→ Exercise
Don't copy the pictures; return every other part of the records exactly.

→ Extracted data entries
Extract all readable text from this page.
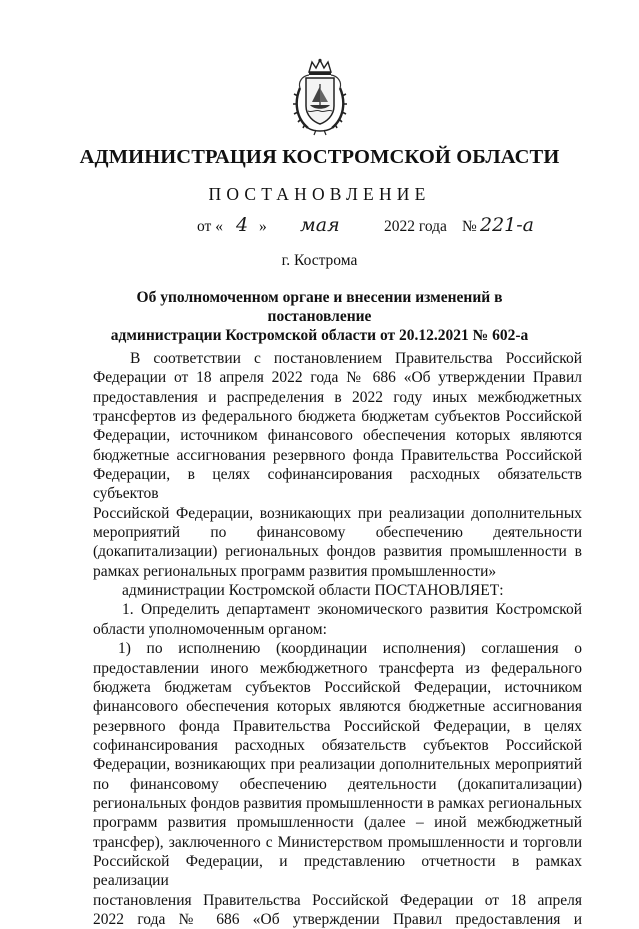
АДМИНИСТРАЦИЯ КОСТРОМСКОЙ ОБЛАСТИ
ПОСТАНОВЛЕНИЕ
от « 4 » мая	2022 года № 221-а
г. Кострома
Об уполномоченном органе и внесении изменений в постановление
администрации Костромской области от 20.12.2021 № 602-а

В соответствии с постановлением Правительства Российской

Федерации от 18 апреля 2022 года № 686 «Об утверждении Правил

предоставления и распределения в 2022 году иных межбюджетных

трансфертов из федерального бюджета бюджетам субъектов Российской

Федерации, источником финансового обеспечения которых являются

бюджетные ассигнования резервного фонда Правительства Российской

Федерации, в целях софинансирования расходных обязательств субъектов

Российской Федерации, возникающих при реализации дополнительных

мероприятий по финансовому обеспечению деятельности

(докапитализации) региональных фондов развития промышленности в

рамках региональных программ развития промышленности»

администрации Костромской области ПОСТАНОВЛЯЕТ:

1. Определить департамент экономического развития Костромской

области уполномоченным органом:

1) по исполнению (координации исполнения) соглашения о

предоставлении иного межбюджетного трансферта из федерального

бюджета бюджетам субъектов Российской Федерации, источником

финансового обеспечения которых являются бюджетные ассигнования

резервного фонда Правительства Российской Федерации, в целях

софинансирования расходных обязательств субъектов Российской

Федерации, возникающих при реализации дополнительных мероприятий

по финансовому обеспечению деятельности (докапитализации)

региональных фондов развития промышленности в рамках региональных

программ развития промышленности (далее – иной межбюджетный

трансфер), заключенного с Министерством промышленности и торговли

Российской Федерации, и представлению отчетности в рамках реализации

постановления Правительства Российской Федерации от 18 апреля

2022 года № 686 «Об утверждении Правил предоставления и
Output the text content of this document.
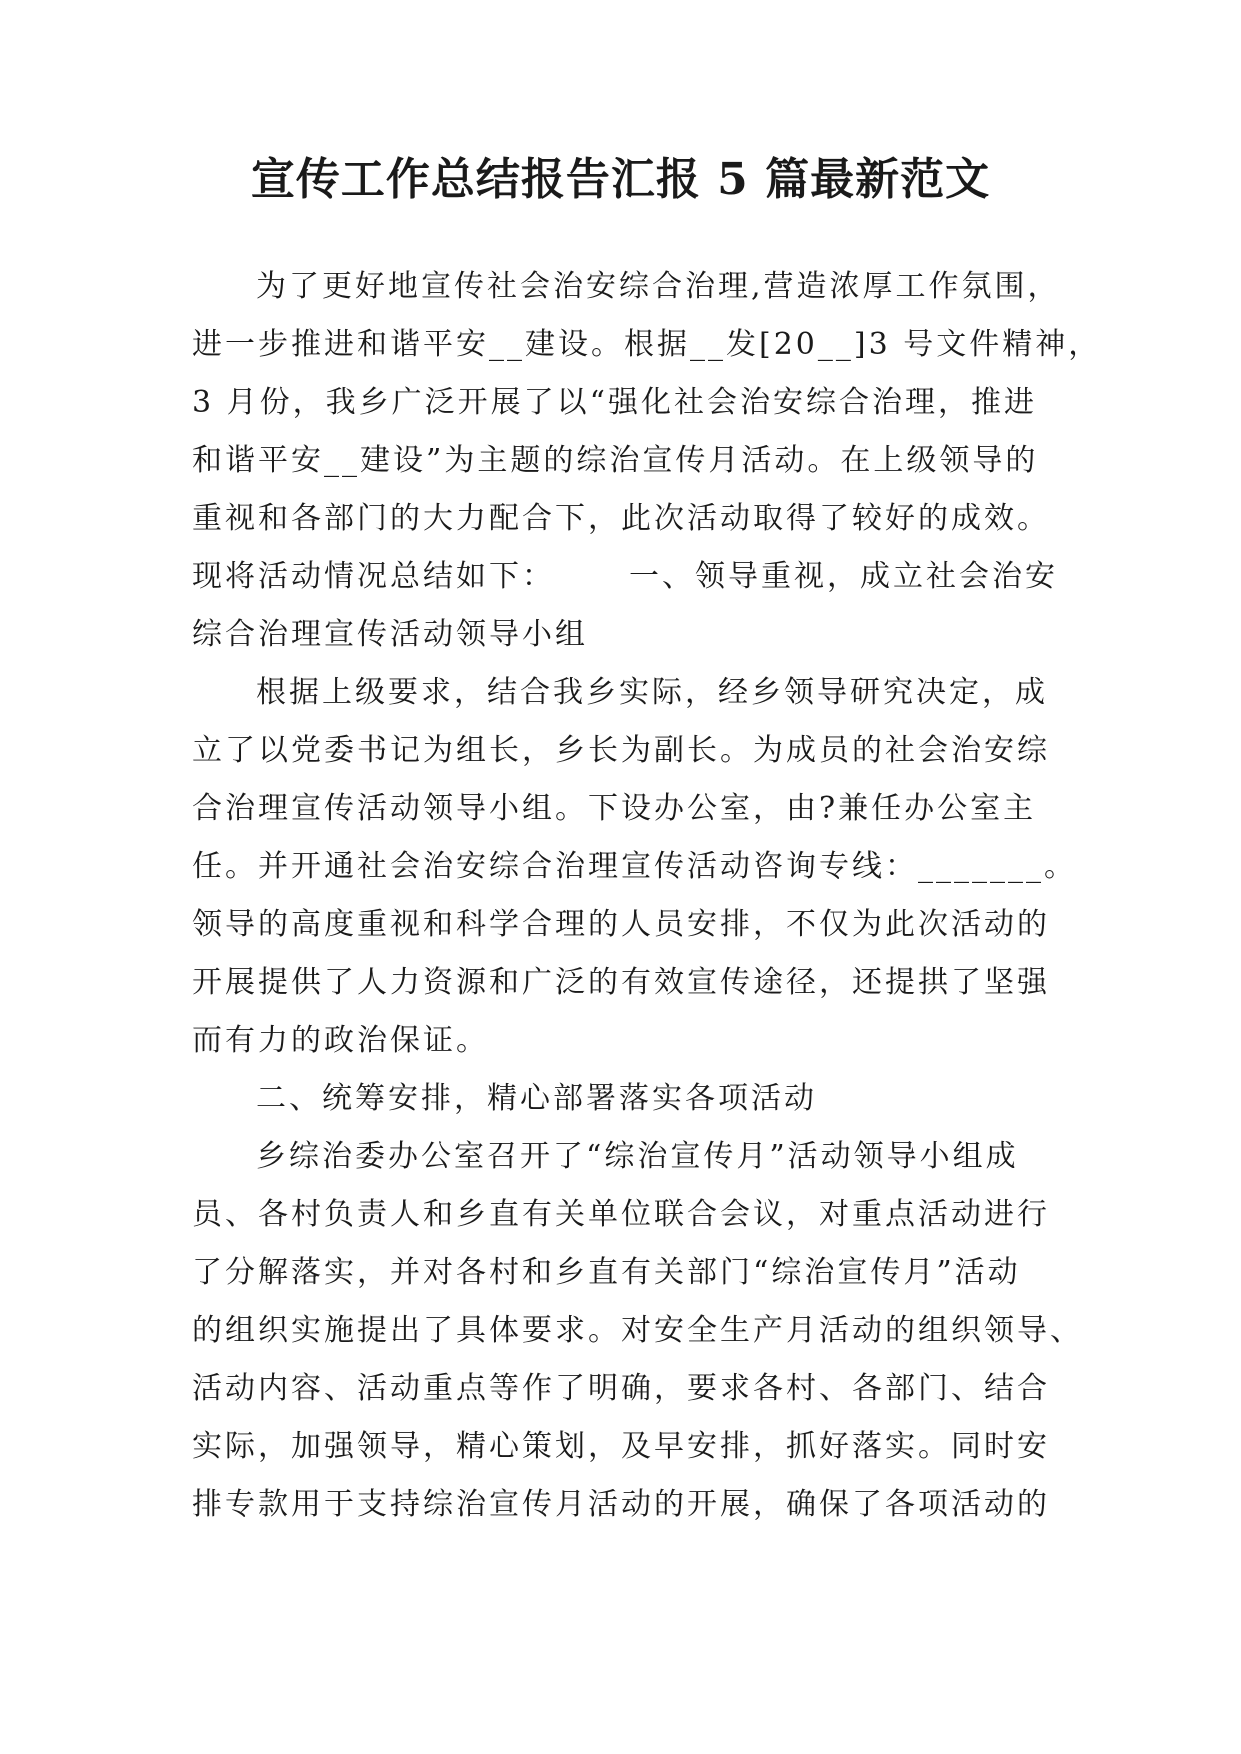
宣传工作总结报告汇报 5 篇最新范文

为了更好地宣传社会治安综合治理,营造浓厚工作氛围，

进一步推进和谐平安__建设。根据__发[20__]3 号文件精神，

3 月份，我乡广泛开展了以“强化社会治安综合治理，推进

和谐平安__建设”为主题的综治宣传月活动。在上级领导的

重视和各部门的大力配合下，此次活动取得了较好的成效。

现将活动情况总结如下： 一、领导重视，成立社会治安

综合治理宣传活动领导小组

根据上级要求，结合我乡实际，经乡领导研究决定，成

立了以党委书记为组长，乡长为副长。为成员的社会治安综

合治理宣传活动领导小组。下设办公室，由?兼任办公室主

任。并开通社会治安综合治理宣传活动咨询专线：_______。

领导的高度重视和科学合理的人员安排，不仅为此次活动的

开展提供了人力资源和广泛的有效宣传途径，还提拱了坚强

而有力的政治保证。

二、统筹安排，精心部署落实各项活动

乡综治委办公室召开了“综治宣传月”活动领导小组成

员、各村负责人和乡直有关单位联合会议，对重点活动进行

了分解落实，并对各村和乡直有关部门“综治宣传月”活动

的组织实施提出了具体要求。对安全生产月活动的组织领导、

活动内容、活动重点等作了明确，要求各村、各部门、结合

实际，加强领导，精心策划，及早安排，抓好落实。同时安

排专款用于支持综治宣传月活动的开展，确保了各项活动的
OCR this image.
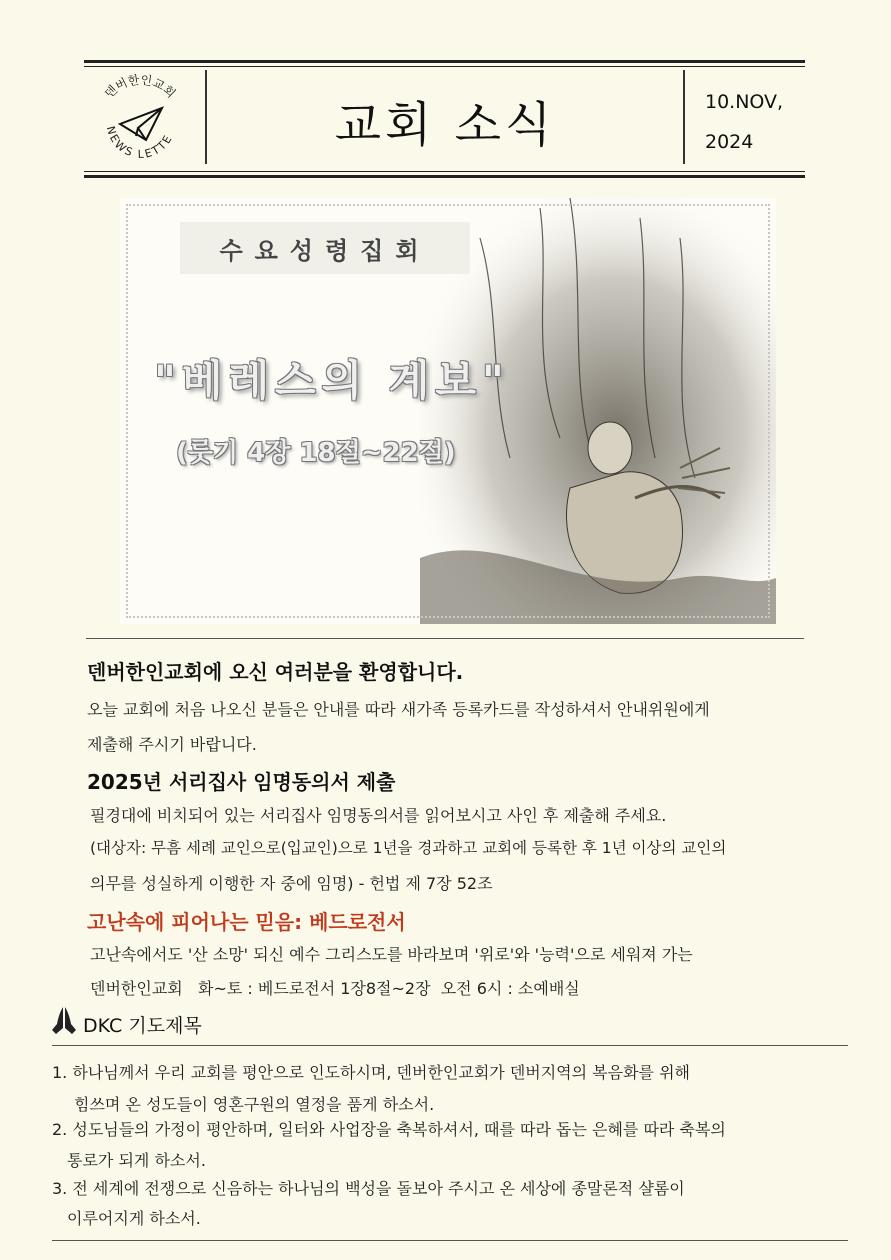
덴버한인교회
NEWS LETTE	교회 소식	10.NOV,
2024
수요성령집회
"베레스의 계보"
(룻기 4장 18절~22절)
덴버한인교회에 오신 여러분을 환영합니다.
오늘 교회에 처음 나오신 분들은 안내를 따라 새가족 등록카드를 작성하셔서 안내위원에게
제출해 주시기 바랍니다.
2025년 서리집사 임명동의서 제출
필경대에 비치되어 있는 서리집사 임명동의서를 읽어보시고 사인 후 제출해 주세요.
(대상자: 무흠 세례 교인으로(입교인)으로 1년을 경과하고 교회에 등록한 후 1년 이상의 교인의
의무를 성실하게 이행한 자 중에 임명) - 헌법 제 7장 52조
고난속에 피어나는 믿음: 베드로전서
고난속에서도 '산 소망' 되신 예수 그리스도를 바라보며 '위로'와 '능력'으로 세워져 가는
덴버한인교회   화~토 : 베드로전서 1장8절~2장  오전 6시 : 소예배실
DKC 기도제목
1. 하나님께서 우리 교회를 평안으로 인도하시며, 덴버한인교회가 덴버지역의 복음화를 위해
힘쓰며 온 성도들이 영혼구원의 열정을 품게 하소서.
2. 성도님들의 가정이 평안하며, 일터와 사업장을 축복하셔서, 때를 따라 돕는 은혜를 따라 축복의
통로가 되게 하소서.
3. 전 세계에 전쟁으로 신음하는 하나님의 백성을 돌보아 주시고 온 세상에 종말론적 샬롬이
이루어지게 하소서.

→ Reply to the exercise
Extract all readable text from this page.
АДМИНИСТРАЦИЯ КОСТРОМСКОЙ ОБЛАСТИ
ПОСТАНОВЛЕНИЕ
от « 4 » мая	2022 года № 221-а
г. Кострома
Об уполномоченном органе и внесении изменений в постановление
администрации Костромской области от 20.12.2021 № 602-а

В соответствии с постановлением Правительства Российской

Федерации от 18 апреля 2022 года № 686 «Об утверждении Правил

предоставления и распределения в 2022 году иных межбюджетных

трансфертов из федерального бюджета бюджетам субъектов Российской

Федерации, источником финансового обеспечения которых являются

бюджетные ассигнования резервного фонда Правительства Российской

Федерации, в целях софинансирования расходных обязательств субъектов

Российской Федерации, возникающих при реализации дополнительных

мероприятий по финансовому обеспечению деятельности

(докапитализации) региональных фондов развития промышленности в

рамках региональных программ развития промышленности»

администрации Костромской области ПОСТАНОВЛЯЕТ:

1. Определить департамент экономического развития Костромской

области уполномоченным органом:

1) по исполнению (координации исполнения) соглашения о

предоставлении иного межбюджетного трансферта из федерального

бюджета бюджетам субъектов Российской Федерации, источником

финансового обеспечения которых являются бюджетные ассигнования

резервного фонда Правительства Российской Федерации, в целях

софинансирования расходных обязательств субъектов Российской

Федерации, возникающих при реализации дополнительных мероприятий

по финансовому обеспечению деятельности (докапитализации)

региональных фондов развития промышленности в рамках региональных

программ развития промышленности (далее – иной межбюджетный

трансфер), заключенного с Министерством промышленности и торговли

Российской Федерации, и представлению отчетности в рамках реализации

постановления Правительства Российской Федерации от 18 апреля

2022 года № 686 «Об утверждении Правил предоставления и
Output the text content of this document.
宣传工作总结报告汇报 5 篇最新范文

为了更好地宣传社会治安综合治理,营造浓厚工作氛围，

进一步推进和谐平安__建设。根据__发[20__]3 号文件精神，

3 月份，我乡广泛开展了以“强化社会治安综合治理，推进

和谐平安__建设”为主题的综治宣传月活动。在上级领导的

重视和各部门的大力配合下，此次活动取得了较好的成效。

现将活动情况总结如下： 一、领导重视，成立社会治安

综合治理宣传活动领导小组

根据上级要求，结合我乡实际，经乡领导研究决定，成

立了以党委书记为组长，乡长为副长。为成员的社会治安综

合治理宣传活动领导小组。下设办公室，由?兼任办公室主

任。并开通社会治安综合治理宣传活动咨询专线：_______。

领导的高度重视和科学合理的人员安排，不仅为此次活动的

开展提供了人力资源和广泛的有效宣传途径，还提拱了坚强

而有力的政治保证。

二、统筹安排，精心部署落实各项活动

乡综治委办公室召开了“综治宣传月”活动领导小组成

员、各村负责人和乡直有关单位联合会议，对重点活动进行

了分解落实，并对各村和乡直有关部门“综治宣传月”活动

的组织实施提出了具体要求。对安全生产月活动的组织领导、

活动内容、活动重点等作了明确，要求各村、各部门、结合

实际，加强领导，精心策划，及早安排，抓好落实。同时安

排专款用于支持综治宣传月活动的开展，确保了各项活动的
OCR this image.
덴버한인교회
NEWS LETTE	교회 소식	10.NOV,
2024
수요성령집회
"베레스의 계보"
(룻기 4장 18절~22절)
덴버한인교회에 오신 여러분을 환영합니다.
오늘 교회에 처음 나오신 분들은 안내를 따라 새가족 등록카드를 작성하셔서 안내위원에게
제출해 주시기 바랍니다.
2025년 서리집사 임명동의서 제출
필경대에 비치되어 있는 서리집사 임명동의서를 읽어보시고 사인 후 제출해 주세요.
(대상자: 무흠 세례 교인으로(입교인)으로 1년을 경과하고 교회에 등록한 후 1년 이상의 교인의
의무를 성실하게 이행한 자 중에 임명) - 헌법 제 7장 52조
고난속에 피어나는 믿음: 베드로전서
고난속에서도 '산 소망' 되신 예수 그리스도를 바라보며 '위로'와 '능력'으로 세워져 가는
덴버한인교회   화~토 : 베드로전서 1장8절~2장  오전 6시 : 소예배실
DKC 기도제목
1. 하나님께서 우리 교회를 평안으로 인도하시며, 덴버한인교회가 덴버지역의 복음화를 위해
힘쓰며 온 성도들이 영혼구원의 열정을 품게 하소서.
2. 성도님들의 가정이 평안하며, 일터와 사업장을 축복하셔서, 때를 따라 돕는 은혜를 따라 축복의
통로가 되게 하소서.
3. 전 세계에 전쟁으로 신음하는 하나님의 백성을 돌보아 주시고 온 세상에 종말론적 샬롬이
이루어지게 하소서.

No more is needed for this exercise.